## PROBLEM TO WORK ON
Below are records to be output exactly, every one of them.

## EXERCISE DATA
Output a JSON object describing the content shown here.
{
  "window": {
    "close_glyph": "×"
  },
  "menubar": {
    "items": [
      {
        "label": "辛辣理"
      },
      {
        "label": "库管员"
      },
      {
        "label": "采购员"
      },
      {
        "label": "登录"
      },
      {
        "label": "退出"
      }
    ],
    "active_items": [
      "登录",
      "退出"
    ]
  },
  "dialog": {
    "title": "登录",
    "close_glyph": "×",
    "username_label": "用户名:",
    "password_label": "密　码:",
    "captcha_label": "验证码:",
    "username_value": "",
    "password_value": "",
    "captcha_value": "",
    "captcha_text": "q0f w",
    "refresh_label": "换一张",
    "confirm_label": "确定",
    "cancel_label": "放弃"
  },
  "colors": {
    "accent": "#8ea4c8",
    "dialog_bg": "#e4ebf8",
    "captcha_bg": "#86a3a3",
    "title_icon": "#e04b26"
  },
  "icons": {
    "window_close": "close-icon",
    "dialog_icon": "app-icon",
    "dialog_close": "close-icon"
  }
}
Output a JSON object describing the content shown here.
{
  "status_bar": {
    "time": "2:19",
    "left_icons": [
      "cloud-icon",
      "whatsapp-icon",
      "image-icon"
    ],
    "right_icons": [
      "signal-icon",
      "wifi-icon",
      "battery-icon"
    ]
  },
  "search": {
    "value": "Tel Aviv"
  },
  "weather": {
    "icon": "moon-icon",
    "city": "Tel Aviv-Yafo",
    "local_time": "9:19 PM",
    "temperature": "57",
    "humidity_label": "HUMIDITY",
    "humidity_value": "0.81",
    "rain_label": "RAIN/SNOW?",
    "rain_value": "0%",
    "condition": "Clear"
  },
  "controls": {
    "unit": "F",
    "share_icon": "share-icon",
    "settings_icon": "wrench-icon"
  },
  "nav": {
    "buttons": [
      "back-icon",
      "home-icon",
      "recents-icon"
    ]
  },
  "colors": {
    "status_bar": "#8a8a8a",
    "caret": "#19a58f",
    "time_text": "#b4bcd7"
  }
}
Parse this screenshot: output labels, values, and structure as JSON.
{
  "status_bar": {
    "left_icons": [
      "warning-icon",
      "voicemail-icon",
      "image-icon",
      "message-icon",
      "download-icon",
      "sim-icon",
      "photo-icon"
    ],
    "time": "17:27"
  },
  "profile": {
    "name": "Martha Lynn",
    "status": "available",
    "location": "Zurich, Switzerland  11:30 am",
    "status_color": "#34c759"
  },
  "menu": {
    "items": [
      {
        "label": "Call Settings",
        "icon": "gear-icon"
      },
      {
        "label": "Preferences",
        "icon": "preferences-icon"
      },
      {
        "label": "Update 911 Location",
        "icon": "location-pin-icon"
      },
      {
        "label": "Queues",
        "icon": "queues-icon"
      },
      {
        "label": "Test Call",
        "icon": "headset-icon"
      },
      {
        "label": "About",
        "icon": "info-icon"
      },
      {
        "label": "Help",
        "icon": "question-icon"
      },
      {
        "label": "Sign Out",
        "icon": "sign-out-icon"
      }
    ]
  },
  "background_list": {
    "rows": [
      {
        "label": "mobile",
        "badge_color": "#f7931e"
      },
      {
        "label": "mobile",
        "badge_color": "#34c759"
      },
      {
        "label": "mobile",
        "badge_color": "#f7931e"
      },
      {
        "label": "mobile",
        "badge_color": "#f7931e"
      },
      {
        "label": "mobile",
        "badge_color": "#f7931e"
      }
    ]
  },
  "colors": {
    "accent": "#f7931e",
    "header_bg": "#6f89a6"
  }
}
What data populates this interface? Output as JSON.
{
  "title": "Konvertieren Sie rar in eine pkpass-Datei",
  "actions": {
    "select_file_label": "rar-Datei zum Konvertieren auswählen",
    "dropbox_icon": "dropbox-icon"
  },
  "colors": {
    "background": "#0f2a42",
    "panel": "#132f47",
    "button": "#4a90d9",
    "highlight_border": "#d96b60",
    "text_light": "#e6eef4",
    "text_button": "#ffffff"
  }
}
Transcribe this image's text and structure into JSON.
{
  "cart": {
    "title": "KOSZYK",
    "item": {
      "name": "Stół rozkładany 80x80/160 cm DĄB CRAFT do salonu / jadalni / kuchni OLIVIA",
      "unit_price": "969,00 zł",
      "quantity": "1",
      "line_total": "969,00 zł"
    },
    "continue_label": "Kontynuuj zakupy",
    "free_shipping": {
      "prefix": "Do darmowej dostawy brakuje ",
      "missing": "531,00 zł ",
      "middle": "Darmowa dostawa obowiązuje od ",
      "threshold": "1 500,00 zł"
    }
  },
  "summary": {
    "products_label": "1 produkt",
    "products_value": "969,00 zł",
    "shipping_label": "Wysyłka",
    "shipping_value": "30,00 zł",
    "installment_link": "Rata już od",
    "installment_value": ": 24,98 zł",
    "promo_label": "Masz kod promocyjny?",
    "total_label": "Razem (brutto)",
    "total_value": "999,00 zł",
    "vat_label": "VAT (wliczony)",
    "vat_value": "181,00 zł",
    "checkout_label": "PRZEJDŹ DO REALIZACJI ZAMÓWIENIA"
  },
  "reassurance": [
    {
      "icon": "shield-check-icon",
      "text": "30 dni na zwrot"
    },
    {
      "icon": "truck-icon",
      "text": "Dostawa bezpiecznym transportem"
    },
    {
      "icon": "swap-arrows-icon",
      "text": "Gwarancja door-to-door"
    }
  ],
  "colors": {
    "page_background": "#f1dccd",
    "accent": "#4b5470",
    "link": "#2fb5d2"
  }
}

## SOLVED EXERCISE
Output a JSON object describing the content shown here.
{
  "window": {
    "close_glyph": "×"
  },
  "menubar": {
    "items": [
      {
        "label": "辛辣理"
      },
      {
        "label": "库管员"
      },
      {
        "label": "采购员"
      },
      {
        "label": "登录"
      },
      {
        "label": "退出"
      }
    ],
    "active_items": [
      "登录",
      "退出"
    ]
  },
  "dialog": {
    "title": "登录",
    "close_glyph": "×",
    "username_label": "用户名:",
    "password_label": "密　码:",
    "captcha_label": "验证码:",
    "username_value": "",
    "password_value": "",
    "captcha_value": "",
    "captcha_text": "q0f w",
    "refresh_label": "换一张",
    "confirm_label": "确定",
    "cancel_label": "放弃"
  },
  "colors": {
    "accent": "#8ea4c8",
    "dialog_bg": "#e4ebf8",
    "captcha_bg": "#86a3a3",
    "title_icon": "#e04b26"
  },
  "icons": {
    "window_close": "close-icon",
    "dialog_icon": "app-icon",
    "dialog_close": "close-icon"
  }
}
Output a JSON object describing the content shown here.
{
  "status_bar": {
    "time": "2:19",
    "left_icons": [
      "cloud-icon",
      "whatsapp-icon",
      "image-icon"
    ],
    "right_icons": [
      "signal-icon",
      "wifi-icon",
      "battery-icon"
    ]
  },
  "search": {
    "value": "Tel Aviv"
  },
  "weather": {
    "icon": "moon-icon",
    "city": "Tel Aviv-Yafo",
    "local_time": "9:19 PM",
    "temperature": "57",
    "humidity_label": "HUMIDITY",
    "humidity_value": "0.81",
    "rain_label": "RAIN/SNOW?",
    "rain_value": "0%",
    "condition": "Clear"
  },
  "controls": {
    "unit": "F",
    "share_icon": "share-icon",
    "settings_icon": "wrench-icon"
  },
  "nav": {
    "buttons": [
      "back-icon",
      "home-icon",
      "recents-icon"
    ]
  },
  "colors": {
    "status_bar": "#8a8a8a",
    "caret": "#19a58f",
    "time_text": "#b4bcd7"
  }
}
Parse this screenshot: output labels, values, and structure as JSON.
{
  "status_bar": {
    "left_icons": [
      "warning-icon",
      "voicemail-icon",
      "image-icon",
      "message-icon",
      "download-icon",
      "sim-icon",
      "photo-icon"
    ],
    "time": "17:27"
  },
  "profile": {
    "name": "Martha Lynn",
    "status": "available",
    "location": "Zurich, Switzerland  11:30 am",
    "status_color": "#34c759"
  },
  "menu": {
    "items": [
      {
        "label": "Call Settings",
        "icon": "gear-icon"
      },
      {
        "label": "Preferences",
        "icon": "preferences-icon"
      },
      {
        "label": "Update 911 Location",
        "icon": "location-pin-icon"
      },
      {
        "label": "Queues",
        "icon": "queues-icon"
      },
      {
        "label": "Test Call",
        "icon": "headset-icon"
      },
      {
        "label": "About",
        "icon": "info-icon"
      },
      {
        "label": "Help",
        "icon": "question-icon"
      },
      {
        "label": "Sign Out",
        "icon": "sign-out-icon"
      }
    ]
  },
  "background_list": {
    "rows": [
      {
        "label": "mobile",
        "badge_color": "#f7931e"
      },
      {
        "label": "mobile",
        "badge_color": "#34c759"
      },
      {
        "label": "mobile",
        "badge_color": "#f7931e"
      },
      {
        "label": "mobile",
        "badge_color": "#f7931e"
      },
      {
        "label": "mobile",
        "badge_color": "#f7931e"
      }
    ]
  },
  "colors": {
    "accent": "#f7931e",
    "header_bg": "#6f89a6"
  }
}
What data populates this interface? Output as JSON.
{
  "title": "Konvertieren Sie rar in eine pkpass-Datei",
  "actions": {
    "select_file_label": "rar-Datei zum Konvertieren auswählen",
    "dropbox_icon": "dropbox-icon"
  },
  "colors": {
    "background": "#0f2a42",
    "panel": "#132f47",
    "button": "#4a90d9",
    "highlight_border": "#d96b60",
    "text_light": "#e6eef4",
    "text_button": "#ffffff"
  }
}
Transcribe this image's text and structure into JSON.
{
  "cart": {
    "title": "KOSZYK",
    "item": {
      "name": "Stół rozkładany 80x80/160 cm DĄB CRAFT do salonu / jadalni / kuchni OLIVIA",
      "unit_price": "969,00 zł",
      "quantity": "1",
      "line_total": "969,00 zł"
    },
    "continue_label": "Kontynuuj zakupy",
    "free_shipping": {
      "prefix": "Do darmowej dostawy brakuje ",
      "missing": "531,00 zł ",
      "middle": "Darmowa dostawa obowiązuje od ",
      "threshold": "1 500,00 zł"
    }
  },
  "summary": {
    "products_label": "1 produkt",
    "products_value": "969,00 zł",
    "shipping_label": "Wysyłka",
    "shipping_value": "30,00 zł",
    "installment_link": "Rata już od",
    "installment_value": ": 24,98 zł",
    "promo_label": "Masz kod promocyjny?",
    "total_label": "Razem (brutto)",
    "total_value": "999,00 zł",
    "vat_label": "VAT (wliczony)",
    "vat_value": "181,00 zł",
    "checkout_label": "PRZEJDŹ DO REALIZACJI ZAMÓWIENIA"
  },
  "reassurance": [
    {
      "icon": "shield-check-icon",
      "text": "30 dni na zwrot"
    },
    {
      "icon": "truck-icon",
      "text": "Dostawa bezpiecznym transportem"
    },
    {
      "icon": "swap-arrows-icon",
      "text": "Gwarancja door-to-door"
    }
  ],
  "colors": {
    "page_background": "#f1dccd",
    "accent": "#4b5470",
    "link": "#2fb5d2"
  }
}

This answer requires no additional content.